A normal variety is a variety that has no undue gluing of subvarieties or tangent spaces.

Let me explain what I mean by gluing. Given a variety $X$, a closed sub-scheme $Y \subseteq X$ and a finite (even surjective) map $Y \to Z$, you can glue $X$ and $Z$ along $Y$ (identifying points and tangent information). This is the pushout of the diagram $X \leftarrow Y \rightarrow Z$.

You might not always get a scheme (although you do in the affine case) but you always get an algebraic space. In the affine case, this just corresponds to the pullback in the category of rings.

Example 1: $X = \mathbb{A}^1$ glued to $Z = \bullet$ (one point) along $Y = \bullet, \bullet$ (two points) is a nodal curve.

Example 2: $X = \mathbb{A}^1$ glued to $Z = \bullet$ (one point) along $Y = \star = \text{Spec } k[x]/x^2$ a fuzzy point gives you a cuspidal curve.

Example 3: $X = \mathbb{A}^2$ glued to $Z = \mathbb{A}^1$ along one of the axes $Y = \mathbb{A}^1$ via the map $Y \to Z$ corresponding to $k[t^2] \subseteq k[t]$ gives you the pinch point / Whitney's umbrella = $\text{Spec } k[x^2, xy, y]$.

Data entries
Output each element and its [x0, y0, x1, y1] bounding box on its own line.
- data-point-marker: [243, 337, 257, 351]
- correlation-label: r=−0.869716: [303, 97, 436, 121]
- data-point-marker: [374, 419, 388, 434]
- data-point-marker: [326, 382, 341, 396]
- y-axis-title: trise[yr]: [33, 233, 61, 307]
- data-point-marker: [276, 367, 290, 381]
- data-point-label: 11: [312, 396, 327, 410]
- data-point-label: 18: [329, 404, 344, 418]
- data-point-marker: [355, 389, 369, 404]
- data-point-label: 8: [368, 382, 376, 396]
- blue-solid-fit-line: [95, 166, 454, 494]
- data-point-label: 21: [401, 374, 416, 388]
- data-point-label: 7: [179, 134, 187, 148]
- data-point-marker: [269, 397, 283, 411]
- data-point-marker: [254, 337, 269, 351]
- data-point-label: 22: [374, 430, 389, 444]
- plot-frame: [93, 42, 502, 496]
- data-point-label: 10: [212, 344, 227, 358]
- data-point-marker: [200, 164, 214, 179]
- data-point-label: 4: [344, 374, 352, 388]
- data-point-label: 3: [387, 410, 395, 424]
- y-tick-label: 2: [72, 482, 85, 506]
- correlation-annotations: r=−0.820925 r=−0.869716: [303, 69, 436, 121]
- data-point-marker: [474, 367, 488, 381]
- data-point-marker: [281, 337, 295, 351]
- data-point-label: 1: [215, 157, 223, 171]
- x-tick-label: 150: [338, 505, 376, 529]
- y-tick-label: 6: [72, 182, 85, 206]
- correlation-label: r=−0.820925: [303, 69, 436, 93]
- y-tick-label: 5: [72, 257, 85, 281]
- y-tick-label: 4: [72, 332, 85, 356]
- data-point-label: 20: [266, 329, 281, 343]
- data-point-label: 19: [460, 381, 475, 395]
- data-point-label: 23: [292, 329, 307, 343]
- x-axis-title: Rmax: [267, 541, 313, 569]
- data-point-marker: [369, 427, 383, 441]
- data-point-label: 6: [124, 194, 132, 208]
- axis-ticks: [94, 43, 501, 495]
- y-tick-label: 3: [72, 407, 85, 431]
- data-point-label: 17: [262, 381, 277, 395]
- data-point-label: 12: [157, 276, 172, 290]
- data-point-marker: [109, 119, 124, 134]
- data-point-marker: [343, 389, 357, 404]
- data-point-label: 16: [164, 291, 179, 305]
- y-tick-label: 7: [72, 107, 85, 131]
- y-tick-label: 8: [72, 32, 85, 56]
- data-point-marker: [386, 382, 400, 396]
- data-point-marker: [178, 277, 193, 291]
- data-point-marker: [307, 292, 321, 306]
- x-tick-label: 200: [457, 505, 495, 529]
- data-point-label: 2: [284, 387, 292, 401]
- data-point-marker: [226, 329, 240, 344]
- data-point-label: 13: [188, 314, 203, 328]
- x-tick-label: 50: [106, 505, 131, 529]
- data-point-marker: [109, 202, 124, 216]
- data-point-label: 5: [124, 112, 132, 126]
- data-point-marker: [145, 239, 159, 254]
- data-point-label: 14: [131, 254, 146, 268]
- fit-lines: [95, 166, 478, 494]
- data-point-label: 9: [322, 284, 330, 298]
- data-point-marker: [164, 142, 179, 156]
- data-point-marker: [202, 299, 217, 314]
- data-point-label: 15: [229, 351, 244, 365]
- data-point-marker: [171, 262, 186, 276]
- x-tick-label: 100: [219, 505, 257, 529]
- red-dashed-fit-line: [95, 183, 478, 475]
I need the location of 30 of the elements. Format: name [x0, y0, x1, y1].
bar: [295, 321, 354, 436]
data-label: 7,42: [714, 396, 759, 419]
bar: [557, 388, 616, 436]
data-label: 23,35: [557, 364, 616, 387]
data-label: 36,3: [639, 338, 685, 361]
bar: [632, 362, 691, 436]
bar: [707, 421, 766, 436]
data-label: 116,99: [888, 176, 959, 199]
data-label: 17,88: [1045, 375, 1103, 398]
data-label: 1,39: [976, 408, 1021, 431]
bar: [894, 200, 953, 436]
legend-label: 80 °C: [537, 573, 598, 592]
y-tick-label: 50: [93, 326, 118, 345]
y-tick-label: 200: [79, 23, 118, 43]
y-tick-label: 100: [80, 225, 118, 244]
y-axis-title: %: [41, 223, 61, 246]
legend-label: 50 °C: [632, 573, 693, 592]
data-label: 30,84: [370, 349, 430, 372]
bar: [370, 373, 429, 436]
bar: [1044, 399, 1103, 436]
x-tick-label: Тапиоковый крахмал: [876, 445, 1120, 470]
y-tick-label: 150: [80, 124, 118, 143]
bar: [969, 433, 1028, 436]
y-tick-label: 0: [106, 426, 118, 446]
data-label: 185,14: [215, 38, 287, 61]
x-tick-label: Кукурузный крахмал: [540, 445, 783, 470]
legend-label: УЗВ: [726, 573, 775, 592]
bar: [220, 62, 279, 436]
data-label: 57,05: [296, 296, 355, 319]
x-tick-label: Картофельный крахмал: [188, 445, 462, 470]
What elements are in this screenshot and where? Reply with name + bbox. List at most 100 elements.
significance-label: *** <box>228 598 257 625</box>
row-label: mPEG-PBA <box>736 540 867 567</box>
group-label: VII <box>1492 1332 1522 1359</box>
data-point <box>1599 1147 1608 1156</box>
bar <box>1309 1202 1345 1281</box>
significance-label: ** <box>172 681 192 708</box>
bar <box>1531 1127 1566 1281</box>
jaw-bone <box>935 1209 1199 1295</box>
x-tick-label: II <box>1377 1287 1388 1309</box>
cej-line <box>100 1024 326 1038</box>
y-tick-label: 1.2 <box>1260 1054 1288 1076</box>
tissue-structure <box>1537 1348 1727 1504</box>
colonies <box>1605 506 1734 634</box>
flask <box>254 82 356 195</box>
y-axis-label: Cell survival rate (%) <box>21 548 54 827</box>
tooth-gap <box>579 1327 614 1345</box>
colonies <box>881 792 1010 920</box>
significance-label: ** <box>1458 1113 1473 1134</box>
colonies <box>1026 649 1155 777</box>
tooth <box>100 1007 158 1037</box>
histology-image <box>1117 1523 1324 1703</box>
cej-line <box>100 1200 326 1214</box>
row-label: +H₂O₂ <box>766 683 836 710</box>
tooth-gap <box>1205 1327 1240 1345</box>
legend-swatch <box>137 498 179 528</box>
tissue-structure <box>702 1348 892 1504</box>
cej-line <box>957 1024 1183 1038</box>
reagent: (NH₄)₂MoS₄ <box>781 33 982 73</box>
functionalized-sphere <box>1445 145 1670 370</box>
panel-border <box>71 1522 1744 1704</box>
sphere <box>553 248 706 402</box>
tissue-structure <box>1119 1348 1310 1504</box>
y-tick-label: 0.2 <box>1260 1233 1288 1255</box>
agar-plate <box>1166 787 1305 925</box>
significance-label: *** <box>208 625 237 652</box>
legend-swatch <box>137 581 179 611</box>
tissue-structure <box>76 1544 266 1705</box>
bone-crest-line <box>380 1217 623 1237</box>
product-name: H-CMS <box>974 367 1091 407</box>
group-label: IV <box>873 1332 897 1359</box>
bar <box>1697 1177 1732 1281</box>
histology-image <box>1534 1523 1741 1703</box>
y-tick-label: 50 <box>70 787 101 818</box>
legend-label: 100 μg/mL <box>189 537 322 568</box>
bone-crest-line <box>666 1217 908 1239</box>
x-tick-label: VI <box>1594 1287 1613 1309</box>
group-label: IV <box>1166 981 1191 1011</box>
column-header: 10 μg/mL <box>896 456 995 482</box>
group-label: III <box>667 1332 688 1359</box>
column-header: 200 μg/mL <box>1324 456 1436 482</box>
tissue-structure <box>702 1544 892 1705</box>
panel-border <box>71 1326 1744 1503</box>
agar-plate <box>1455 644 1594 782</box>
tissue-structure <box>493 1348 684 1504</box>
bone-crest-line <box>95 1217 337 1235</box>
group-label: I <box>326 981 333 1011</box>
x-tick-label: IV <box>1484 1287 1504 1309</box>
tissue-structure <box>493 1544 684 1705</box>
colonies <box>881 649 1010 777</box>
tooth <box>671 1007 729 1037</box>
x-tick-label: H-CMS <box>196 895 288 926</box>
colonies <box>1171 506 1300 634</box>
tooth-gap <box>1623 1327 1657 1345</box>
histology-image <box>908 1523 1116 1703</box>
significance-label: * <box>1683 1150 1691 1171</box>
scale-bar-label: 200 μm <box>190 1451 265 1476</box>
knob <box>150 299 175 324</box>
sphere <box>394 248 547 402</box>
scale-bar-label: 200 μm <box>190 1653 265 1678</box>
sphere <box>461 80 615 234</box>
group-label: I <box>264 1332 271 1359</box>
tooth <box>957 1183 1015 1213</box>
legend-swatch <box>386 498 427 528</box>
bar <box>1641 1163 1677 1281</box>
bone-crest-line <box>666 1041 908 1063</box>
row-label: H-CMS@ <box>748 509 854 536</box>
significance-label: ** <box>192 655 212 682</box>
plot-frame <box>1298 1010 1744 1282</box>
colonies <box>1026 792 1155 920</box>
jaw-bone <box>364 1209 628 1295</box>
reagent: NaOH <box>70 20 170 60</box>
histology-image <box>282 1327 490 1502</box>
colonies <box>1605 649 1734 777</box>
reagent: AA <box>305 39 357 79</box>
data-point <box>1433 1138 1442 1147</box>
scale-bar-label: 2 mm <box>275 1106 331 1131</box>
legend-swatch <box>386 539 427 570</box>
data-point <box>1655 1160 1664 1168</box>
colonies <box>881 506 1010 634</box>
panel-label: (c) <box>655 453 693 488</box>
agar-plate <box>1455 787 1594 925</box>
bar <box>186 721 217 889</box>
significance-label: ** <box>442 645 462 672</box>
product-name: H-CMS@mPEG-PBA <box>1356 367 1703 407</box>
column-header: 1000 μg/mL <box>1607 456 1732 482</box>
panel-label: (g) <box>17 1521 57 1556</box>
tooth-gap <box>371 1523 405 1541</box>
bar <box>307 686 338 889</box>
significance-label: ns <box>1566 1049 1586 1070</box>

Exercises to complete
- 1) Please repeat the listing word for word, beginning at its first line and stopping after the line that contains "- data-point-marker: [276, 367, 290, 381]", with both of those lines included.
- 2) Carry on the passage about normal varieties and gluing from the point where it stops.

Outputs by task
- 1)
Output each element and its [x0, y0, x1, y1] bounding box on its own line.
- data-point-marker: [243, 337, 257, 351]
- correlation-label: r=−0.869716: [303, 97, 436, 121]
- data-point-marker: [374, 419, 388, 434]
- data-point-marker: [326, 382, 341, 396]
- y-axis-title: trise[yr]: [33, 233, 61, 307]
- data-point-marker: [276, 367, 290, 381]

- 2)
If I recall correctly, all non-normal varieties $W$ come about this way for some appropriate choice of normal $X$ (the normalization of $W$) and $Y$ and $Z$ (NOT UNIQUE). Roughly speaking, if you are given $W$ and want to construct $X, Y, Z$, do the following: Let $X$ be the normalization, let $Z$ be some sufficiently deep thickening of the non-normal locus of $X$ and let $Y$ be some appropriate pre-image scheme of $Z$ in $X$.

Edit: There is a proof available now HERE

Assuming this is true, you can see that all non-normal things are non-normal because they either have some points identified (as in 1 or 3) or some tangent space information killed / collapsed (as in example 2), or some combination of the two.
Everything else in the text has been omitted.